### Task to carry out
List all lines in the material below that contain "this".

(Figure record extracts)
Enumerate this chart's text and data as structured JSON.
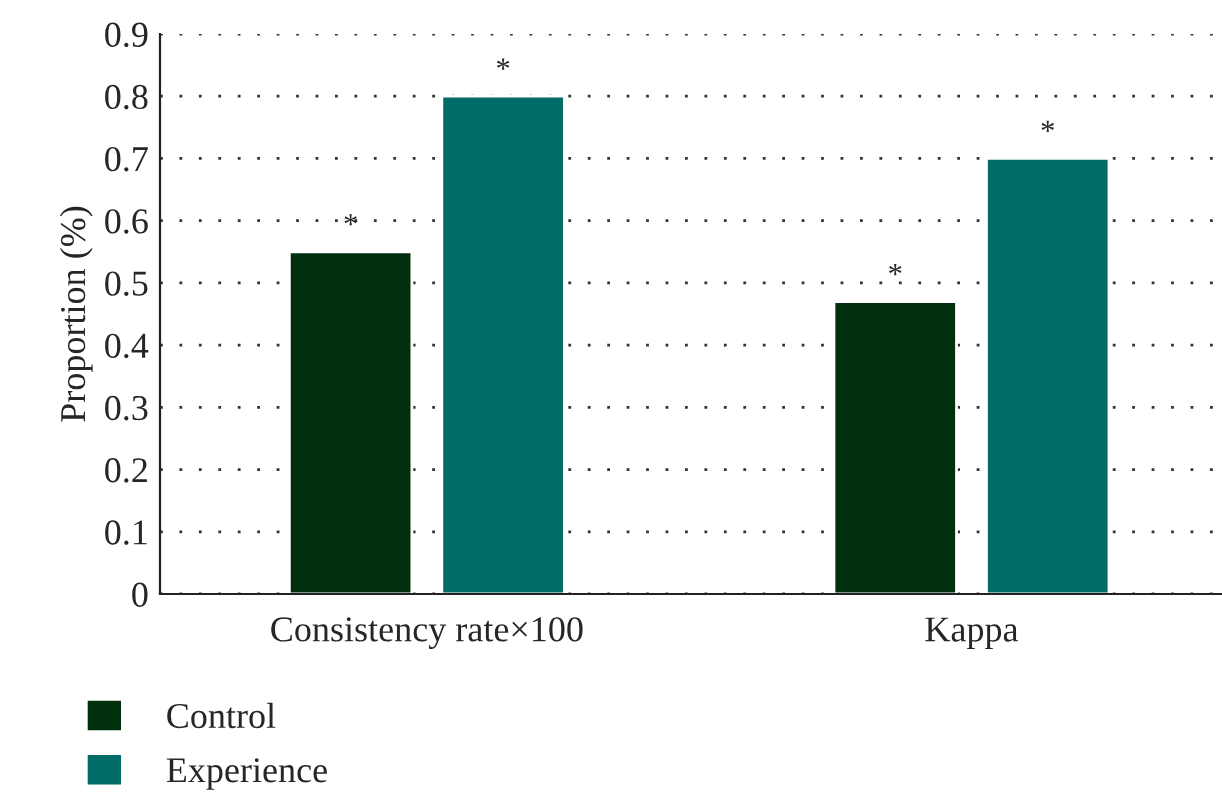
{
  "chart_data": {
    "type": "bar",
    "ylabel": "Proportion (%)",
    "categories": [
      "Consistency rate×100",
      "Kappa"
    ],
    "series": [
      {
        "name": "Control",
        "color": "#01300f",
        "values": [
          0.55,
          0.47
        ]
      },
      {
        "name": "Experience",
        "color": "#016b67",
        "values": [
          0.8,
          0.7
        ]
      }
    ],
    "ylim": [
      0,
      0.9
    ],
    "yticks": [
      0,
      0.1,
      0.2,
      0.3,
      0.4,
      0.5,
      0.6,
      0.7,
      0.8,
      0.9
    ],
    "grid": "y",
    "legend": "bottom left",
    "annotations": [
      "*",
      "*",
      "*",
      "*"
    ]
  }
}
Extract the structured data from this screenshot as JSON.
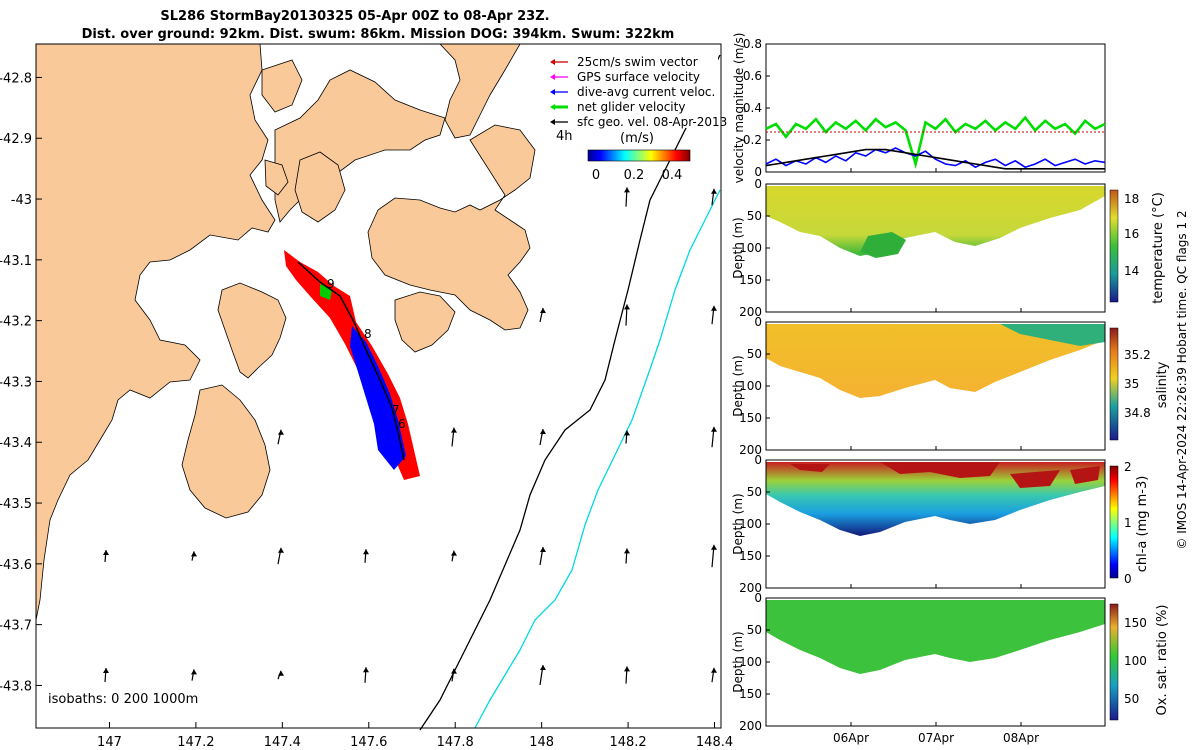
{
  "title": {
    "line1": "SL286 StormBay20130325 05-Apr 00Z to 08-Apr 23Z.",
    "line2": "Dist. over ground: 92km. Dist. swum: 86km. Mission DOG: 394km. Swum: 322km"
  },
  "copyright": "© IMOS 14-Apr-2024 22:26:39 Hobart time. QC flags 1  2",
  "colors": {
    "land": "#fac99a",
    "sea": "#ffffff",
    "track_red": "#ff0000",
    "track_blue": "#0000ff",
    "swim": "#cc0000",
    "gps": "#ff00ff",
    "diveavg": "#0000ff",
    "net": "#00dd00",
    "geo": "#000000",
    "isobath200": "#000000",
    "isobath1000": "#00d8e0"
  },
  "map": {
    "legend": {
      "items": [
        {
          "label": "25cm/s swim vector",
          "color": "#cc0000"
        },
        {
          "label": "GPS surface velocity",
          "color": "#ff00ff"
        },
        {
          "label": "dive-avg current veloc.",
          "color": "#0000ff"
        },
        {
          "label": "net glider velocity",
          "color": "#00dd00"
        },
        {
          "label": "sfc geo. vel. 08-Apr-2013",
          "color": "#000000"
        }
      ],
      "hours": "4h",
      "colorbar_title": "(m/s)",
      "colorbar_ticks": [
        "0",
        "0.2",
        "0.4"
      ]
    },
    "isobaths_label": "isobaths: 0   200  1000m",
    "track_labels": [
      "9",
      "8",
      "7",
      "6"
    ]
  },
  "chart_data": [
    {
      "type": "line",
      "title": "",
      "xlabel": "",
      "ylabel": "velocity magnitude (m/s)",
      "ylim": [
        0,
        0.8
      ],
      "yticks": [
        "0",
        "0.2",
        "0.4",
        "0.6",
        "0.8"
      ],
      "series": [
        {
          "name": "net glider velocity",
          "color": "#00dd00",
          "values": [
            0.27,
            0.3,
            0.22,
            0.3,
            0.27,
            0.33,
            0.25,
            0.31,
            0.27,
            0.32,
            0.26,
            0.33,
            0.28,
            0.31,
            0.26,
            0.05,
            0.31,
            0.27,
            0.33,
            0.25,
            0.3,
            0.27,
            0.32,
            0.26,
            0.31,
            0.27,
            0.34,
            0.26,
            0.32,
            0.27,
            0.3,
            0.24,
            0.32,
            0.27,
            0.3
          ]
        },
        {
          "name": "dive-avg current veloc.",
          "color": "#0000ff",
          "values": [
            0.05,
            0.08,
            0.04,
            0.07,
            0.05,
            0.09,
            0.06,
            0.1,
            0.07,
            0.12,
            0.1,
            0.14,
            0.12,
            0.15,
            0.12,
            0.1,
            0.13,
            0.08,
            0.05,
            0.04,
            0.07,
            0.03,
            0.06,
            0.08,
            0.04,
            0.07,
            0.03,
            0.05,
            0.08,
            0.04,
            0.06,
            0.08,
            0.05,
            0.07,
            0.06
          ]
        },
        {
          "name": "sfc geo. vel.",
          "color": "#000000",
          "values": [
            0.04,
            0.05,
            0.06,
            0.07,
            0.08,
            0.09,
            0.1,
            0.11,
            0.12,
            0.13,
            0.14,
            0.14,
            0.14,
            0.13,
            0.12,
            0.11,
            0.1,
            0.09,
            0.08,
            0.07,
            0.06,
            0.05,
            0.04,
            0.03,
            0.02,
            0.02,
            0.02,
            0.02,
            0.02,
            0.02,
            0.02,
            0.02,
            0.02,
            0.02,
            0.02
          ]
        },
        {
          "name": "25cm/s swim vector",
          "color": "#cc0000",
          "values": [
            0.25,
            0.25,
            0.25,
            0.25,
            0.25,
            0.25,
            0.25,
            0.25,
            0.25,
            0.25,
            0.25,
            0.25,
            0.25,
            0.25,
            0.25,
            0.25,
            0.25,
            0.25,
            0.25,
            0.25,
            0.25,
            0.25,
            0.25,
            0.25,
            0.25,
            0.25,
            0.25,
            0.25,
            0.25,
            0.25,
            0.25,
            0.25,
            0.25,
            0.25,
            0.25
          ]
        }
      ]
    },
    {
      "type": "heatmap",
      "ylabel": "Depth (m)",
      "yticks": [
        "0",
        "50",
        "100",
        "150",
        "200"
      ],
      "colorbar_label": "temperature (°C)",
      "colorbar_ticks": [
        "18",
        "16",
        "14"
      ]
    },
    {
      "type": "heatmap",
      "ylabel": "Depth (m)",
      "yticks": [
        "0",
        "50",
        "100",
        "150",
        "200"
      ],
      "colorbar_label": "salinity",
      "colorbar_ticks": [
        "35.2",
        "35",
        "34.8"
      ]
    },
    {
      "type": "heatmap",
      "ylabel": "Depth (m)",
      "yticks": [
        "0",
        "50",
        "100",
        "150",
        "200"
      ],
      "colorbar_label": "chl-a (mg m-3)",
      "colorbar_ticks": [
        "2",
        "1",
        "0"
      ]
    },
    {
      "type": "heatmap",
      "ylabel": "Depth (m)",
      "yticks": [
        "0",
        "50",
        "100",
        "150",
        "200"
      ],
      "colorbar_label": "Ox. sat. ratio (%)",
      "colorbar_ticks": [
        "150",
        "100",
        "50"
      ],
      "xticks": [
        "06Apr",
        "07Apr",
        "08Apr"
      ]
    },
    {
      "type": "map",
      "xticks": [
        "147",
        "147.2",
        "147.4",
        "147.6",
        "147.8",
        "148",
        "148.2",
        "148.4"
      ],
      "yticks": [
        "-42.8",
        "-42.9",
        "-43",
        "-43.1",
        "-43.2",
        "-43.3",
        "-43.4",
        "-43.5",
        "-43.6",
        "-43.7",
        "-43.8"
      ]
    }
  ]
}
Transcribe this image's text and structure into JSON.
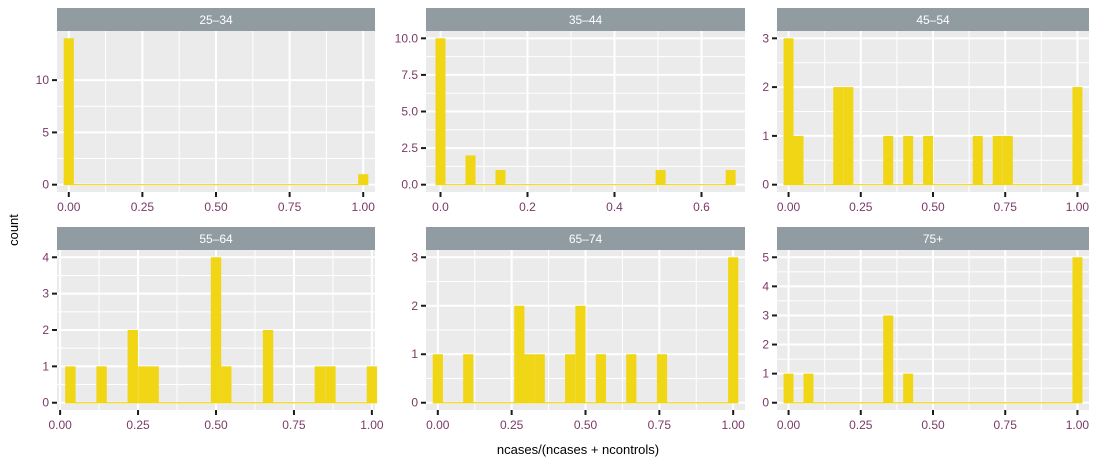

### Response
Enumerate this chart's text and data as structured JSON.
Extract the structured data from this screenshot as JSON.
Transcribe this image's text and structure into JSON.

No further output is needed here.